=== Required task ===
Copy each line of the material below that includes the string "this".

=== Exercise inputs ===
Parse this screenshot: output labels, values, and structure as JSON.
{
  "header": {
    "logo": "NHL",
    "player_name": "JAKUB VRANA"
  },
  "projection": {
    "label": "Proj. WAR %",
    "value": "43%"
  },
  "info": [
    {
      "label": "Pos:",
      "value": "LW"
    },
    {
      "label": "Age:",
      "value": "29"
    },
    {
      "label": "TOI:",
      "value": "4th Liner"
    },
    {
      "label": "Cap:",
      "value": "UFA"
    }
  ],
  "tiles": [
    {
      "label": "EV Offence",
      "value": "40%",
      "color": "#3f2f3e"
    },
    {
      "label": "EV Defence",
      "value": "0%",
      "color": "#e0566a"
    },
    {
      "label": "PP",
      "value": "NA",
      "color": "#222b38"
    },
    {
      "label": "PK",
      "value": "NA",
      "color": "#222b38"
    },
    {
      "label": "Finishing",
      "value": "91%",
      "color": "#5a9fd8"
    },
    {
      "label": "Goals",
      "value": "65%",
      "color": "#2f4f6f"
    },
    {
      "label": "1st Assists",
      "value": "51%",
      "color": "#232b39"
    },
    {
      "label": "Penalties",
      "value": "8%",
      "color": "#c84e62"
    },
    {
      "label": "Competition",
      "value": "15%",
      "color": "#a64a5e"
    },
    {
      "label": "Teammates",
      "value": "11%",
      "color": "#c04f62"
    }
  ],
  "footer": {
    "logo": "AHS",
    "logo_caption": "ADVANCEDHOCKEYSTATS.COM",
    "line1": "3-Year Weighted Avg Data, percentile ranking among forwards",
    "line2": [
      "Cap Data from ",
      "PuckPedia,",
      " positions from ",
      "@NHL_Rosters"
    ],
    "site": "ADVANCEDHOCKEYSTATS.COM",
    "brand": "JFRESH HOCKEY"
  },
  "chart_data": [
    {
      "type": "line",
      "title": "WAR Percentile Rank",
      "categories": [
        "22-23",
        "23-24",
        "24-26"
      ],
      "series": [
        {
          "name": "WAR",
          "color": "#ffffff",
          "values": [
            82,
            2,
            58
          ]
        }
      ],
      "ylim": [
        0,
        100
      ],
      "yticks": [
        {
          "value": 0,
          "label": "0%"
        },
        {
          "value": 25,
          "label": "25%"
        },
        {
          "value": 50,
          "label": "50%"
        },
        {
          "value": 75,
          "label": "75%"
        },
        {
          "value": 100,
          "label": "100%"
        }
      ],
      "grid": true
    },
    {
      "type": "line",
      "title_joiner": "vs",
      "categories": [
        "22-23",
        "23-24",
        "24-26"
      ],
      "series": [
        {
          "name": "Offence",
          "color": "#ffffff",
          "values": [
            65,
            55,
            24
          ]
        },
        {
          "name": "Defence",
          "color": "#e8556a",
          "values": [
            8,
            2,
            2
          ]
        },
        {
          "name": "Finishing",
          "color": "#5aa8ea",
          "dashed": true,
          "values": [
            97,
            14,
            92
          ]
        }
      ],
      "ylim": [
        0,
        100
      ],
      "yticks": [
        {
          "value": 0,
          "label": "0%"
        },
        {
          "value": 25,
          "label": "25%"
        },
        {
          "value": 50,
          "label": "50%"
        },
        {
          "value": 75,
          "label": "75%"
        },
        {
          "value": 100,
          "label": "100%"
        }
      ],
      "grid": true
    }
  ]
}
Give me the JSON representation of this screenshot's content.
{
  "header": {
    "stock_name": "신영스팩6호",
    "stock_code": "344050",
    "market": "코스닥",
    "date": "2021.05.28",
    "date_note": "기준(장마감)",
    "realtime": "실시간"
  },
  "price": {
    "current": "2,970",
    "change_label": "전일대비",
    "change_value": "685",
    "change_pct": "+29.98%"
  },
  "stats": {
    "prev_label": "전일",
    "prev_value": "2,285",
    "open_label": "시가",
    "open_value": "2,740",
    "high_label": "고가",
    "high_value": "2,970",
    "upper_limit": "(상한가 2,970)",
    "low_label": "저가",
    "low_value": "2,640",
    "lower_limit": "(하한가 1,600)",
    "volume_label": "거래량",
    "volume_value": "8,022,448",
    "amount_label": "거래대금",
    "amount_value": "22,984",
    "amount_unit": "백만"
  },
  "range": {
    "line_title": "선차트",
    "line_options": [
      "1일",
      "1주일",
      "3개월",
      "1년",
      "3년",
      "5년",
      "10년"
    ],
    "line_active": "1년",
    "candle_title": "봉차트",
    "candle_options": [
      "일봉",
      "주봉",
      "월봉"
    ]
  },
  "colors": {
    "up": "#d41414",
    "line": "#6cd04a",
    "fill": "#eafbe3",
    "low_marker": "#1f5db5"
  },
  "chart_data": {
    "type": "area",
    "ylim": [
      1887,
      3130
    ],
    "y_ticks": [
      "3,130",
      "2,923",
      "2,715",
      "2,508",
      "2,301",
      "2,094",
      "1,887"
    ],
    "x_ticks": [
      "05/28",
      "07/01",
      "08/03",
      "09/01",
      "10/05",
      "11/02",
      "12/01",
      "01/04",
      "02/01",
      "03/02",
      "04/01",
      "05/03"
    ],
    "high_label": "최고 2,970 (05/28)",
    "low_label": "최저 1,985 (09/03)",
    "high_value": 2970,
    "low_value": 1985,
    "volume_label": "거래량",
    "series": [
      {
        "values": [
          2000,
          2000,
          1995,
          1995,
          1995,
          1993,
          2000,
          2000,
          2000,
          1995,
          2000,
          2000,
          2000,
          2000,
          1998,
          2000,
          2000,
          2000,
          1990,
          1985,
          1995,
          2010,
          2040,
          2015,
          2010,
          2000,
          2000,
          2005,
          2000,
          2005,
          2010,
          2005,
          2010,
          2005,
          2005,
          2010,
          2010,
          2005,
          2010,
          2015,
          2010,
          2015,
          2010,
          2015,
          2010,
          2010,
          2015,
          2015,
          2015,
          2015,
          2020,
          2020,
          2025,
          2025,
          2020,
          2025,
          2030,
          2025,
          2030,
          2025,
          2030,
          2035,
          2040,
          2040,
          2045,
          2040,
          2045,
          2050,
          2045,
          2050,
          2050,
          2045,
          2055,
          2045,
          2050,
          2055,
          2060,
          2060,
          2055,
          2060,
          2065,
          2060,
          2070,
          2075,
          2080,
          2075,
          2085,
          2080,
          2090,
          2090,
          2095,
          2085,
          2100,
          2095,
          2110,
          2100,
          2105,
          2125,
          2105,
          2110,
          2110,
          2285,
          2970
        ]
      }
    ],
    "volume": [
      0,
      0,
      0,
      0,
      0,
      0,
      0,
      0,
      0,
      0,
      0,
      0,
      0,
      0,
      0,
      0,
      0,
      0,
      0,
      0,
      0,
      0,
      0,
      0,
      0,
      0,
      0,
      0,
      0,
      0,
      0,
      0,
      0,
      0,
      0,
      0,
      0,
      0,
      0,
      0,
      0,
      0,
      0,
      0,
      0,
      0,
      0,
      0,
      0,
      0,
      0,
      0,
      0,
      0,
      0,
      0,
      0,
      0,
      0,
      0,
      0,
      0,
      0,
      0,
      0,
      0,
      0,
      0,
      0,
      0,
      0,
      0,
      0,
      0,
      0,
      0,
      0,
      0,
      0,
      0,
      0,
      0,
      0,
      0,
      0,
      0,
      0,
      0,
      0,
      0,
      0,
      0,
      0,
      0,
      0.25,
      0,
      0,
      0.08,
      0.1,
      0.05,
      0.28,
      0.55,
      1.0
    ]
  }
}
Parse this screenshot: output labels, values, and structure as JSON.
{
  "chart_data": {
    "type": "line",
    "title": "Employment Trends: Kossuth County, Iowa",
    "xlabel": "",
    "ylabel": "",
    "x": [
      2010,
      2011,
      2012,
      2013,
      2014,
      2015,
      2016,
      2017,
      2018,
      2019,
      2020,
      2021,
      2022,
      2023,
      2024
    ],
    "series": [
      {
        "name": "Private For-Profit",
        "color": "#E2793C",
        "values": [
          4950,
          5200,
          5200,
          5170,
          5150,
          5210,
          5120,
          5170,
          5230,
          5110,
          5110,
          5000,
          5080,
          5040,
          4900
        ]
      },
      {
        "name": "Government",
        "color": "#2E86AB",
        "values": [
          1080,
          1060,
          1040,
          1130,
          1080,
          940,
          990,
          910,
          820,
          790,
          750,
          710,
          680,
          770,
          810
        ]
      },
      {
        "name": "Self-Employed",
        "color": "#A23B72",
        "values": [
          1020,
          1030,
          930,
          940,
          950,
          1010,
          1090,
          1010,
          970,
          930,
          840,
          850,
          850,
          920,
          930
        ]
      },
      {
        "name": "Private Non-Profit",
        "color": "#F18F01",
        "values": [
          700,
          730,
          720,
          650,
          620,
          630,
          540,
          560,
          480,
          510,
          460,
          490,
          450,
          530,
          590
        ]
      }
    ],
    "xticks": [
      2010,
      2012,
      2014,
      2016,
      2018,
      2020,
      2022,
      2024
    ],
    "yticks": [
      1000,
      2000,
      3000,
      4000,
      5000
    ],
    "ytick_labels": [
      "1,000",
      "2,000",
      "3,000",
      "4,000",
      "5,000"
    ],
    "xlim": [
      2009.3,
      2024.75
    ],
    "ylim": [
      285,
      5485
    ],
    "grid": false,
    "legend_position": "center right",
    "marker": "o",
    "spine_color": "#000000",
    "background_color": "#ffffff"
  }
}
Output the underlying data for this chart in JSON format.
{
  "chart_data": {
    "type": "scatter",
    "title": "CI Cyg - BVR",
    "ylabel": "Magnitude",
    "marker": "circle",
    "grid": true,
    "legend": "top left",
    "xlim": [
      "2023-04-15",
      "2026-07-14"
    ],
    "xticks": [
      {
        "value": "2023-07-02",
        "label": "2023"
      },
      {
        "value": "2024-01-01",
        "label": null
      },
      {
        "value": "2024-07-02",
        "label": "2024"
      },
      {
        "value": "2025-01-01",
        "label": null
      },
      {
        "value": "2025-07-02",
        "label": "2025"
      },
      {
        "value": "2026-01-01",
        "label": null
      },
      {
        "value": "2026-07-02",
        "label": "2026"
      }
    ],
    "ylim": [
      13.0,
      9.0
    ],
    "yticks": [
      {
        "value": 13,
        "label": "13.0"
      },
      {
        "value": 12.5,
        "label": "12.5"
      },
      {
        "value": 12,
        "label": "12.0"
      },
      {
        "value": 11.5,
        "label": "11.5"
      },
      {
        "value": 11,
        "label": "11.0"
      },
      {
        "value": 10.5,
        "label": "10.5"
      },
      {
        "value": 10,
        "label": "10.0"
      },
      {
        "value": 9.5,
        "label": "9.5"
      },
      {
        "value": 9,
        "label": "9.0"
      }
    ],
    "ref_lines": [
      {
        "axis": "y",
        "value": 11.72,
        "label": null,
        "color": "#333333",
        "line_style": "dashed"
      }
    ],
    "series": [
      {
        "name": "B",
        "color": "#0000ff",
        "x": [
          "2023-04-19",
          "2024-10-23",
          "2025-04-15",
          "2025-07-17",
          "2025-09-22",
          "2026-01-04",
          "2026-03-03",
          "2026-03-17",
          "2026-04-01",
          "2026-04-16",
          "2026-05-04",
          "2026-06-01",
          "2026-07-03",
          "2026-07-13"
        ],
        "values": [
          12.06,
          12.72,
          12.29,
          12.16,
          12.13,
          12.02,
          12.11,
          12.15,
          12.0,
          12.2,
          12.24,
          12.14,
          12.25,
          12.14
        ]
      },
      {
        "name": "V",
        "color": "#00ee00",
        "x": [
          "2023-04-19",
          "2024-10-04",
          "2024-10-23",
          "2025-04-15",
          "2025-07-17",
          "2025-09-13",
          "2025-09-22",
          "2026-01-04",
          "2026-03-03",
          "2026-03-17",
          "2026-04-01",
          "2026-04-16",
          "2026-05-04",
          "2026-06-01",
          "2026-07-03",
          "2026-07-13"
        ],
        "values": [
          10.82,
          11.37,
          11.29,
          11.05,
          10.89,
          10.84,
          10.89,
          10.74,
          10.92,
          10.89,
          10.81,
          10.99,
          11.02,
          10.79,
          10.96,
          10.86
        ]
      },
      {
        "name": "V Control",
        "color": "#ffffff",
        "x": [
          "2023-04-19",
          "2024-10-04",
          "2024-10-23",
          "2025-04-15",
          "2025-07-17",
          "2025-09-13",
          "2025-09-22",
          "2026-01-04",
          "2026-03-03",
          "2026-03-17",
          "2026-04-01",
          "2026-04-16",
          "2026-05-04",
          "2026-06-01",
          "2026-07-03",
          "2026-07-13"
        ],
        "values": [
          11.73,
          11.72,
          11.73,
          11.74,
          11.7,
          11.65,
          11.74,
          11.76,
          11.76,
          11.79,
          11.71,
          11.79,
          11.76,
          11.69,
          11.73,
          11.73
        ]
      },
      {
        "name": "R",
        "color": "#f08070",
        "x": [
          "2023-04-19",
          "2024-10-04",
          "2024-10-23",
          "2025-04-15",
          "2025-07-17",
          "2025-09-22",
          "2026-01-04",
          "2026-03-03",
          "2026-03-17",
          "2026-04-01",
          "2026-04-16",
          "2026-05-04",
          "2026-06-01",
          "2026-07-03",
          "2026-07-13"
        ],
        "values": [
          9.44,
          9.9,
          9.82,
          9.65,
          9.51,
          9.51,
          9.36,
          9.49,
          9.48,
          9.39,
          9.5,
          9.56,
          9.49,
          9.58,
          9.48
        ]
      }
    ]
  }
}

=== Reply ===
Parse this screenshot: output labels, values, and structure as JSON.
Give me the JSON representation of this screenshot's content.
Parse this screenshot: output labels, values, and structure as JSON.
Output the underlying data for this chart in JSON format.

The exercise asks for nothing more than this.